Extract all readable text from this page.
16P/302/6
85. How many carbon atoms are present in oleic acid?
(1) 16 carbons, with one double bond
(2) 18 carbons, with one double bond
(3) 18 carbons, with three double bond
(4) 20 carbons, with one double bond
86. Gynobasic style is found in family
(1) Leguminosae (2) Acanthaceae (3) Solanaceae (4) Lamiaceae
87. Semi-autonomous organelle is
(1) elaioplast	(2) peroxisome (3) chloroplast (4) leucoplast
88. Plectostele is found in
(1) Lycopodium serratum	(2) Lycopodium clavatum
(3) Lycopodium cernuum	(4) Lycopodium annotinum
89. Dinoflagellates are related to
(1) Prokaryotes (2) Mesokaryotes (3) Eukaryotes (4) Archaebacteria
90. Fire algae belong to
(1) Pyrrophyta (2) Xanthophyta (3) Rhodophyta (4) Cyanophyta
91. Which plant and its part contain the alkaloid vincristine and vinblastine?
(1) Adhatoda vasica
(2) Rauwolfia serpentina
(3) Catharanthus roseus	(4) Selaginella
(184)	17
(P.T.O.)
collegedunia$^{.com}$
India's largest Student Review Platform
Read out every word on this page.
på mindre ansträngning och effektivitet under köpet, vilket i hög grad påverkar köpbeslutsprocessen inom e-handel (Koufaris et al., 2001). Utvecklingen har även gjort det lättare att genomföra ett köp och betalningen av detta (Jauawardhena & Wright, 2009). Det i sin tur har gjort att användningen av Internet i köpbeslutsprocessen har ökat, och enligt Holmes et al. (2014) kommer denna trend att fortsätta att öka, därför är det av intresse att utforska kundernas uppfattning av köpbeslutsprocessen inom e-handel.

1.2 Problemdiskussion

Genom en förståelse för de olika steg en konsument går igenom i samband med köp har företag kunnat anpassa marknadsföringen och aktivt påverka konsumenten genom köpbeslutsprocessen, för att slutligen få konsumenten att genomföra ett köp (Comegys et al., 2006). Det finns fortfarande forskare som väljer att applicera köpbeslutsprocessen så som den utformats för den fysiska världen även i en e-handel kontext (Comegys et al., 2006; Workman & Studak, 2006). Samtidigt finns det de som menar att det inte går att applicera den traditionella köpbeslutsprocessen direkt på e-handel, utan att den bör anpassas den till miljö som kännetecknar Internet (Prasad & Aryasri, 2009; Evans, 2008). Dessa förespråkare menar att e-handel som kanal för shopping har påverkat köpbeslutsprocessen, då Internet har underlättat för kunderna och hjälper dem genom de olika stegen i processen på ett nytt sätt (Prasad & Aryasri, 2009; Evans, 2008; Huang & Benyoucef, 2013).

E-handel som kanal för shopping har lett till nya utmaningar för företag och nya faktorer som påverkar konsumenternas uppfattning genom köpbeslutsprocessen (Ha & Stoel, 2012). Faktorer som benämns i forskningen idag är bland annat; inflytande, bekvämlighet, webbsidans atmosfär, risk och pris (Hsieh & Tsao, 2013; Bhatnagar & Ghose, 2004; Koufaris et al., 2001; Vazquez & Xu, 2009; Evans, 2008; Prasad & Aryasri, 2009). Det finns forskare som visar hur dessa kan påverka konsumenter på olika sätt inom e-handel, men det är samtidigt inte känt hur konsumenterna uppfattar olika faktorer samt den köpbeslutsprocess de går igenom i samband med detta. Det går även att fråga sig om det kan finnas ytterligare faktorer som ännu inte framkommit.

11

============================================================

Work task
Tell how many lines above include "found", and add no other text.

Solution to this task
2